Pacific Coast Highway – US101 California Edition

When I was in high school and college in Florida, I drove highway US 1 up and down the Atlantic coast. I had the desire to hit the road even then. Now I’ve driven its western, Pacific coastal companion road, US101. In this post, I reflect on my California journey from Monterey to Crescent City. It was fabulous. To be honest, I did not take the 101 through San Francisco because it takes you over the Golden Gate Bridge. Not happening with the Airstream behind me, lol. Not happening with me in the car either, lol. Otherwise, I stayed on the 101.

▸ **Given material**:
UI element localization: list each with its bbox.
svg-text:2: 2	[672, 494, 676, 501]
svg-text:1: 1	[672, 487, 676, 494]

▸ **Short task**:
Answer these about the US101 post:
1. What highway did the writer drive along the Atlantic coast during high school and college in Florida?
2. Where did the California trip start and end?
3. Which bridge made the writer skip the 101 through San Francisco?

▸ **Solved exercise**:
1. US 1
2. It started in Monterey and ended in Crescent City.
3. The Golden Gate Bridge